> [What is expected] Reproduce all entries word for word.

> [Material]
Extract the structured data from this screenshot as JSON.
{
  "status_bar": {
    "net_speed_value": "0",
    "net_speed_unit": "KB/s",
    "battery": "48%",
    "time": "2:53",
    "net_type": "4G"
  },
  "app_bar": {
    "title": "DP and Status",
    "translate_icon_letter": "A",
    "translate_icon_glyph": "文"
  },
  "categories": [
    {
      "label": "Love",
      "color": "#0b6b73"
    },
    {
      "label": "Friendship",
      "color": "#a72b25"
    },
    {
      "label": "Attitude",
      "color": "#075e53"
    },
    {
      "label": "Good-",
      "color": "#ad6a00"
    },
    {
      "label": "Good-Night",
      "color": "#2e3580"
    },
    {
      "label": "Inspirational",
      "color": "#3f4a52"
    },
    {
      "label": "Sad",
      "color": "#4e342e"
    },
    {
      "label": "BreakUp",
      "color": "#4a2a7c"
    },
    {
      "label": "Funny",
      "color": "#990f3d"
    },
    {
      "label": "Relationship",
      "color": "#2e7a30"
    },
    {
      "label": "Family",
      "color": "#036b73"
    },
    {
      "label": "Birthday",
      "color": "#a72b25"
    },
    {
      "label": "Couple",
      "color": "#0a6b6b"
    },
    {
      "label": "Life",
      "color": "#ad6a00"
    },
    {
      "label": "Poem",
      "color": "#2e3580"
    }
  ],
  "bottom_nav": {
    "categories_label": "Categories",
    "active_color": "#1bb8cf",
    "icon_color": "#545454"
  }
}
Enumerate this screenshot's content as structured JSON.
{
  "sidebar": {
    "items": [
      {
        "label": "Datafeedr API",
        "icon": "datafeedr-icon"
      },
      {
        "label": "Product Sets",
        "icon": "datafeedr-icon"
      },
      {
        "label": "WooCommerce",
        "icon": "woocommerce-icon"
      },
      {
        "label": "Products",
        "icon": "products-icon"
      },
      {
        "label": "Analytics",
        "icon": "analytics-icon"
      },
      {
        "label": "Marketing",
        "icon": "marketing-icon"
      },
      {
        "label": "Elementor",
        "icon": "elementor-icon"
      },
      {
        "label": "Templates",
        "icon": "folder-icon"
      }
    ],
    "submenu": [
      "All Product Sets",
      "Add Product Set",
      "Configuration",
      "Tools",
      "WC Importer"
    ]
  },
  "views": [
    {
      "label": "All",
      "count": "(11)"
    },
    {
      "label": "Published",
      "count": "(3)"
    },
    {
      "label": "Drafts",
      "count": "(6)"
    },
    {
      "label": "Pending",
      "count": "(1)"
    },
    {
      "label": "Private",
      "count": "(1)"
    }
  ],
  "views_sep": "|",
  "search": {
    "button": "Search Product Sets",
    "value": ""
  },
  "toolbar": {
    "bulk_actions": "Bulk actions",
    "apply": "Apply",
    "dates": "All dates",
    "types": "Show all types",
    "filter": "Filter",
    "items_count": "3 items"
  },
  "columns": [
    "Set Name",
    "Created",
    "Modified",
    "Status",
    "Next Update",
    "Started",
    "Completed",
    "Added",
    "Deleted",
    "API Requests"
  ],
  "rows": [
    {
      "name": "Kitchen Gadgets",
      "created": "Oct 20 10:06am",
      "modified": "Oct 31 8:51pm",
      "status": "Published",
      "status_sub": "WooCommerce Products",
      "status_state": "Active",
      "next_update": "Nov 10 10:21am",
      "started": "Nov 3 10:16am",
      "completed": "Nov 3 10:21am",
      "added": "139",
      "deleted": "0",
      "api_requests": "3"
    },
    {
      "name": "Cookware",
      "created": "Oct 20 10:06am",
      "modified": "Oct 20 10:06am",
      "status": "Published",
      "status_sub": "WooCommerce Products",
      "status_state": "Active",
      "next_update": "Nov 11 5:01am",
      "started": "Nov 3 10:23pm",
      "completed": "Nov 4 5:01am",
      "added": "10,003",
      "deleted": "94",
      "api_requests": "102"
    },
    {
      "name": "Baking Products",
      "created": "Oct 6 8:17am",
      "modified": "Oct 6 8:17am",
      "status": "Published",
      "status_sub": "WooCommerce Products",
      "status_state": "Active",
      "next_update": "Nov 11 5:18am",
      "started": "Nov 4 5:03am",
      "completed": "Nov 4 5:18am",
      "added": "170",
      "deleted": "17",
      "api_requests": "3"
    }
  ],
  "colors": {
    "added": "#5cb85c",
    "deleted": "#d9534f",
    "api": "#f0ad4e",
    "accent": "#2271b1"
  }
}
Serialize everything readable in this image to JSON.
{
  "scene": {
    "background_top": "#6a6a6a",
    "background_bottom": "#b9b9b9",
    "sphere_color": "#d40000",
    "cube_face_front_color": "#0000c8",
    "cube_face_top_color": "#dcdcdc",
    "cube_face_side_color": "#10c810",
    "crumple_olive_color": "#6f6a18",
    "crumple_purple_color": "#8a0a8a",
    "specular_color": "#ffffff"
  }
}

> [Answer]
Extract the structured data from this screenshot as JSON.
{
  "status_bar": {
    "net_speed_value": "0",
    "net_speed_unit": "KB/s",
    "battery": "48%",
    "time": "2:53",
    "net_type": "4G"
  },
  "app_bar": {
    "title": "DP and Status",
    "translate_icon_letter": "A",
    "translate_icon_glyph": "文"
  },
  "categories": [
    {
      "label": "Love",
      "color": "#0b6b73"
    },
    {
      "label": "Friendship",
      "color": "#a72b25"
    },
    {
      "label": "Attitude",
      "color": "#075e53"
    },
    {
      "label": "Good-",
      "color": "#ad6a00"
    },
    {
      "label": "Good-Night",
      "color": "#2e3580"
    },
    {
      "label": "Inspirational",
      "color": "#3f4a52"
    },
    {
      "label": "Sad",
      "color": "#4e342e"
    },
    {
      "label": "BreakUp",
      "color": "#4a2a7c"
    },
    {
      "label": "Funny",
      "color": "#990f3d"
    },
    {
      "label": "Relationship",
      "color": "#2e7a30"
    },
    {
      "label": "Family",
      "color": "#036b73"
    },
    {
      "label": "Birthday",
      "color": "#a72b25"
    },
    {
      "label": "Couple",
      "color": "#0a6b6b"
    },
    {
      "label": "Life",
      "color": "#ad6a00"
    },
    {
      "label": "Poem",
      "color": "#2e3580"
    }
  ],
  "bottom_nav": {
    "categories_label": "Categories",
    "active_color": "#1bb8cf",
    "icon_color": "#545454"
  }
}
Enumerate this screenshot's content as structured JSON.
{
  "sidebar": {
    "items": [
      {
        "label": "Datafeedr API",
        "icon": "datafeedr-icon"
      },
      {
        "label": "Product Sets",
        "icon": "datafeedr-icon"
      },
      {
        "label": "WooCommerce",
        "icon": "woocommerce-icon"
      },
      {
        "label": "Products",
        "icon": "products-icon"
      },
      {
        "label": "Analytics",
        "icon": "analytics-icon"
      },
      {
        "label": "Marketing",
        "icon": "marketing-icon"
      },
      {
        "label": "Elementor",
        "icon": "elementor-icon"
      },
      {
        "label": "Templates",
        "icon": "folder-icon"
      }
    ],
    "submenu": [
      "All Product Sets",
      "Add Product Set",
      "Configuration",
      "Tools",
      "WC Importer"
    ]
  },
  "views": [
    {
      "label": "All",
      "count": "(11)"
    },
    {
      "label": "Published",
      "count": "(3)"
    },
    {
      "label": "Drafts",
      "count": "(6)"
    },
    {
      "label": "Pending",
      "count": "(1)"
    },
    {
      "label": "Private",
      "count": "(1)"
    }
  ],
  "views_sep": "|",
  "search": {
    "button": "Search Product Sets",
    "value": ""
  },
  "toolbar": {
    "bulk_actions": "Bulk actions",
    "apply": "Apply",
    "dates": "All dates",
    "types": "Show all types",
    "filter": "Filter",
    "items_count": "3 items"
  },
  "columns": [
    "Set Name",
    "Created",
    "Modified",
    "Status",
    "Next Update",
    "Started",
    "Completed",
    "Added",
    "Deleted",
    "API Requests"
  ],
  "rows": [
    {
      "name": "Kitchen Gadgets",
      "created": "Oct 20 10:06am",
      "modified": "Oct 31 8:51pm",
      "status": "Published",
      "status_sub": "WooCommerce Products",
      "status_state": "Active",
      "next_update": "Nov 10 10:21am",
      "started": "Nov 3 10:16am",
      "completed": "Nov 3 10:21am",
      "added": "139",
      "deleted": "0",
      "api_requests": "3"
    },
    {
      "name": "Cookware",
      "created": "Oct 20 10:06am",
      "modified": "Oct 20 10:06am",
      "status": "Published",
      "status_sub": "WooCommerce Products",
      "status_state": "Active",
      "next_update": "Nov 11 5:01am",
      "started": "Nov 3 10:23pm",
      "completed": "Nov 4 5:01am",
      "added": "10,003",
      "deleted": "94",
      "api_requests": "102"
    },
    {
      "name": "Baking Products",
      "created": "Oct 6 8:17am",
      "modified": "Oct 6 8:17am",
      "status": "Published",
      "status_sub": "WooCommerce Products",
      "status_state": "Active",
      "next_update": "Nov 11 5:18am",
      "started": "Nov 4 5:03am",
      "completed": "Nov 4 5:18am",
      "added": "170",
      "deleted": "17",
      "api_requests": "3"
    }
  ],
  "colors": {
    "added": "#5cb85c",
    "deleted": "#d9534f",
    "api": "#f0ad4e",
    "accent": "#2271b1"
  }
}
Serialize everything readable in this image to JSON.
{
  "scene": {
    "background_top": "#6a6a6a",
    "background_bottom": "#b9b9b9",
    "sphere_color": "#d40000",
    "cube_face_front_color": "#0000c8",
    "cube_face_top_color": "#dcdcdc",
    "cube_face_side_color": "#10c810",
    "crumple_olive_color": "#6f6a18",
    "crumple_purple_color": "#8a0a8a",
    "specular_color": "#ffffff"
  }
}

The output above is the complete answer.